** WORK TO DO **
Find every line in the records that holds the string "Friseur". Copy each one.
————————
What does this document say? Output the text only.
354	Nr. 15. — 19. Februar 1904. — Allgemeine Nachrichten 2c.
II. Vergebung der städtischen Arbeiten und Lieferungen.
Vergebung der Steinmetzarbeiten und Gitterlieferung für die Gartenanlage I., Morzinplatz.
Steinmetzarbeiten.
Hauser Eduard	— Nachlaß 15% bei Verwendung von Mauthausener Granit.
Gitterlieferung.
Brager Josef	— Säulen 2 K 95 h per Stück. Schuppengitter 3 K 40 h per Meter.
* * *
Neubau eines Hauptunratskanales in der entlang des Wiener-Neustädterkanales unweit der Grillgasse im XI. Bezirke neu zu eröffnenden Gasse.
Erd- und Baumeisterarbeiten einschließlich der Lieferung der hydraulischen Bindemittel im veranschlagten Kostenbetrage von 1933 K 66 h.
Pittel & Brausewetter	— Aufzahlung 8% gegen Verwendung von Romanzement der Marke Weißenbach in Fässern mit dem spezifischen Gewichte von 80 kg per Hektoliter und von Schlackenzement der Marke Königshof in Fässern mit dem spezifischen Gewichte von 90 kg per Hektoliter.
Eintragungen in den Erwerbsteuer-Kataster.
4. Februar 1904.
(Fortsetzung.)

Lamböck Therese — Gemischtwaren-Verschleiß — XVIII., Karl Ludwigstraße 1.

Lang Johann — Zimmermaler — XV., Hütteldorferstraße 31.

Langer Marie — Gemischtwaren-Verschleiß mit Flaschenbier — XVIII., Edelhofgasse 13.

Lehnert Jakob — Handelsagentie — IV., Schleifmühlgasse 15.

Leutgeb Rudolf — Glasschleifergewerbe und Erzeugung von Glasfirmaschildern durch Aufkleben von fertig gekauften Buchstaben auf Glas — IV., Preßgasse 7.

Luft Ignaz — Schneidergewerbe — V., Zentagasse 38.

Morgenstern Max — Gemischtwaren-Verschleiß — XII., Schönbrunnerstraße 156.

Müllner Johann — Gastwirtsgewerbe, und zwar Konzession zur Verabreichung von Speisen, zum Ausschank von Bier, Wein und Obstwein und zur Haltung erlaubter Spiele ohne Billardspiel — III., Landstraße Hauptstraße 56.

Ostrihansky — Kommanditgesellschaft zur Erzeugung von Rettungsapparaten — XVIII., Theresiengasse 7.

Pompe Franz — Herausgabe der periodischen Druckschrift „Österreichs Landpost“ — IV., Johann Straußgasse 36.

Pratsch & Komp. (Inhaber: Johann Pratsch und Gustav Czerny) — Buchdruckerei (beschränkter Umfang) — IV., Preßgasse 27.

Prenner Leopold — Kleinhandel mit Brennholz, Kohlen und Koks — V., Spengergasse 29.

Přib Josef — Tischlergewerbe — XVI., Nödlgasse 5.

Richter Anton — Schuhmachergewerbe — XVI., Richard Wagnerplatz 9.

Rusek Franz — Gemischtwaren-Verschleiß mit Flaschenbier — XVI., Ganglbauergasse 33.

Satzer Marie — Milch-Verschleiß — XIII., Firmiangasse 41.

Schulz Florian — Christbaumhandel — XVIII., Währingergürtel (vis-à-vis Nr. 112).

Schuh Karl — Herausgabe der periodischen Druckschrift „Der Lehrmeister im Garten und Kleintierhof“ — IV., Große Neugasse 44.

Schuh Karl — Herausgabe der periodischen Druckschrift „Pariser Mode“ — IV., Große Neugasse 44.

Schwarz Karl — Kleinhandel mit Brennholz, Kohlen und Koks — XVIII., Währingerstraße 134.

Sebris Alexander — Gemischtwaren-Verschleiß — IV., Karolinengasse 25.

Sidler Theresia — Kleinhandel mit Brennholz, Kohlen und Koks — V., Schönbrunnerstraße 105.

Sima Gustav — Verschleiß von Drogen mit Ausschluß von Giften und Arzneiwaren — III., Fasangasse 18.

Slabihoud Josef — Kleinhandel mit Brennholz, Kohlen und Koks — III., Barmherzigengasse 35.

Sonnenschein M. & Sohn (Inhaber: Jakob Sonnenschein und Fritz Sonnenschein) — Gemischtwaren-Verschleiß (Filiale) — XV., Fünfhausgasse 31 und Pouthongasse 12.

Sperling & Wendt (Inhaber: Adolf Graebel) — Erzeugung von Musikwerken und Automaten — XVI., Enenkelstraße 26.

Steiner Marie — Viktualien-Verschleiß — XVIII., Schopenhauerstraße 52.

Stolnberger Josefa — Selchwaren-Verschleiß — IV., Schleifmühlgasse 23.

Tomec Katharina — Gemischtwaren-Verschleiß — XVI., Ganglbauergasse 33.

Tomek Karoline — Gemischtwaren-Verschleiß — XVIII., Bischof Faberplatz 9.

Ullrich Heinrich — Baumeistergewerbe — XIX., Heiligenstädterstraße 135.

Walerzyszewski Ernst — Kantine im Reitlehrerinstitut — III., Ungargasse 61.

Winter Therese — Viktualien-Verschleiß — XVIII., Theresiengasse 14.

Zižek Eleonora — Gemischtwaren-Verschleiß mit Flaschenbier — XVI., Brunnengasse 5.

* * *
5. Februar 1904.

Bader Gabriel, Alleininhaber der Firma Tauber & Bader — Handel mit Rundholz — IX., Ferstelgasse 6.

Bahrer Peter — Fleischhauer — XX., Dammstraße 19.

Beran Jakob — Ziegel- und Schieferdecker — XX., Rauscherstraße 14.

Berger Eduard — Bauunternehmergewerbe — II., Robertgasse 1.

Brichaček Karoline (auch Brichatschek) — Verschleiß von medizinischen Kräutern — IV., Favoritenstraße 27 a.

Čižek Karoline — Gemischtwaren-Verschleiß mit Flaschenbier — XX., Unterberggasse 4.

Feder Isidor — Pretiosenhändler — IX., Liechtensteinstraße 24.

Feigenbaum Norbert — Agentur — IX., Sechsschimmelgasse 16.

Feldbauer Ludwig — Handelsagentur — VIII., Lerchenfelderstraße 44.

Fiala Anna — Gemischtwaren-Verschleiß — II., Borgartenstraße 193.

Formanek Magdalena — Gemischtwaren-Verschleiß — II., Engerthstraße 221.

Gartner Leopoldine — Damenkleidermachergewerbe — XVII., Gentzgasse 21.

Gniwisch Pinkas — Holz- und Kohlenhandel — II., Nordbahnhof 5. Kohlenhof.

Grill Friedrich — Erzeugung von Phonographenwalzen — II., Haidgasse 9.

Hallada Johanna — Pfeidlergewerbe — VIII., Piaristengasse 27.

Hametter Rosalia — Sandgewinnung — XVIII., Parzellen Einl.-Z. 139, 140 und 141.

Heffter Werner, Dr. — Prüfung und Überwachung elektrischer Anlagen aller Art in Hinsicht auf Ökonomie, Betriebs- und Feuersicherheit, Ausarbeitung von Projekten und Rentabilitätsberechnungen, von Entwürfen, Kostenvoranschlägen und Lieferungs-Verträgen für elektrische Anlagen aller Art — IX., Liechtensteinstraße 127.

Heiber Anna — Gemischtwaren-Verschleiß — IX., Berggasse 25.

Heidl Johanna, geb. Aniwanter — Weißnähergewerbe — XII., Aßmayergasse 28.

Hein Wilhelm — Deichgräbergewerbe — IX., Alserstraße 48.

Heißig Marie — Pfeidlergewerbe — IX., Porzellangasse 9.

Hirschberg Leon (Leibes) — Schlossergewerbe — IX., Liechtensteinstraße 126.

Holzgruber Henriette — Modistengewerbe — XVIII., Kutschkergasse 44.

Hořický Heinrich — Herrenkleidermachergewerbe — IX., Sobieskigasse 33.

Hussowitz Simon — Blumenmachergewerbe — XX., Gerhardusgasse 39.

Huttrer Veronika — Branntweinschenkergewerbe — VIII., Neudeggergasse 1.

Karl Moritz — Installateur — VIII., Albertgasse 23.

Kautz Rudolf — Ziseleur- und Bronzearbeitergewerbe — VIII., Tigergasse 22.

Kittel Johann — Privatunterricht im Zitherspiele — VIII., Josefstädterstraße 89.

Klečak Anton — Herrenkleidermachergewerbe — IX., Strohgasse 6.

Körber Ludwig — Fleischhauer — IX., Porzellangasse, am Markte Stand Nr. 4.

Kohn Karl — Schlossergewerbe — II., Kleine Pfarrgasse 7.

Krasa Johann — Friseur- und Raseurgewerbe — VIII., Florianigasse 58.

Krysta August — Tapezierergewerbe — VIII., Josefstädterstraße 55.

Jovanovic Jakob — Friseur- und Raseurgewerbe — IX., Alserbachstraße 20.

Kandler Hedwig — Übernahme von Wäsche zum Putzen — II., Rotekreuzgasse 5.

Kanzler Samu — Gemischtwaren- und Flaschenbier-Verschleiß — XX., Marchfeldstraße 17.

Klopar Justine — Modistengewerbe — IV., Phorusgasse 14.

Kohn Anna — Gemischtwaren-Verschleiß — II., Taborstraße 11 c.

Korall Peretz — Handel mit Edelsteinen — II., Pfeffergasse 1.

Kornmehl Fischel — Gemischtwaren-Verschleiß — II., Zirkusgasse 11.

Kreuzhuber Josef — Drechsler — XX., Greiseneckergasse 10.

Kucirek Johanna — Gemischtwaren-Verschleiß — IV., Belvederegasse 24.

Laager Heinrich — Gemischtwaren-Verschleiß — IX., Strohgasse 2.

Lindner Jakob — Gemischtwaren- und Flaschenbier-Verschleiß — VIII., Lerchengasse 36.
————————
** SOLUTION TO THIS EXERCISE **
Krasa Johann — Friseur- und Raseurgewerbe — VIII., Florianigasse 58.
Jovanovic Jakob — Friseur- und Raseurgewerbe — IX., Alserbachstraße 20.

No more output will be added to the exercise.